Records from a data source:
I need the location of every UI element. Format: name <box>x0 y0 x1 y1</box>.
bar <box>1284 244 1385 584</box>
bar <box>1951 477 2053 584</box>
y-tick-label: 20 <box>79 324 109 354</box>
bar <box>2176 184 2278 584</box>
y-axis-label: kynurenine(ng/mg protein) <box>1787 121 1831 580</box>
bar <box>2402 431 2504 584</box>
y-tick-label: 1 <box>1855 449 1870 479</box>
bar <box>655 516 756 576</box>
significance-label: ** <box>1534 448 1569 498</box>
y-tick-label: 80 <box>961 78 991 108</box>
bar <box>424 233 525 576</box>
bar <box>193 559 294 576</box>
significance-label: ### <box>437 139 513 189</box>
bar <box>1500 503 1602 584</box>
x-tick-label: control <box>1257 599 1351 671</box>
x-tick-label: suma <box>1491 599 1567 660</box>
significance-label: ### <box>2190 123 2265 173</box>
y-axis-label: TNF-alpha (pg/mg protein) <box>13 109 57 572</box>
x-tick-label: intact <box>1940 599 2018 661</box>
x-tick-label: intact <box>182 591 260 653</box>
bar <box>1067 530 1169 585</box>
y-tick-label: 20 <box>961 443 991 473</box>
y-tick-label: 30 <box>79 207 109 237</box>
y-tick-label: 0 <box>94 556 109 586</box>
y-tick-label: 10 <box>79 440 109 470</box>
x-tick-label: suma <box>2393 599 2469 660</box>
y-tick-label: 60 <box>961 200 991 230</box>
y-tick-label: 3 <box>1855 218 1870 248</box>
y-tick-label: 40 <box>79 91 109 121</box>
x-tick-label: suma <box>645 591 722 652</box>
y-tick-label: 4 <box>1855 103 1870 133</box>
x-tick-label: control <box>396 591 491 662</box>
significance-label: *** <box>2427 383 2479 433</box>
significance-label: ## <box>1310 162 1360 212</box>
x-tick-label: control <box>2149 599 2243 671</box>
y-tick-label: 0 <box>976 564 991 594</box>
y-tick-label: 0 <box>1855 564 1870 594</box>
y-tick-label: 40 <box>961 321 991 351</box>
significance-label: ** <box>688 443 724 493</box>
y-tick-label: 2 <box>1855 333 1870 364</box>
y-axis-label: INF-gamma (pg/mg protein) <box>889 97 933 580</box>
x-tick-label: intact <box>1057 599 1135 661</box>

• WHAT IS BEING ASKED: The string "axis" marks the lines to copy; report each of them from the data above.

• YOUR SOLUTION:
y-axis-label: kynurenine(ng/mg protein) <box>1787 121 1831 580</box>
y-axis-label: TNF-alpha (pg/mg protein) <box>13 109 57 572</box>
y-axis-label: INF-gamma (pg/mg protein) <box>889 97 933 580</box>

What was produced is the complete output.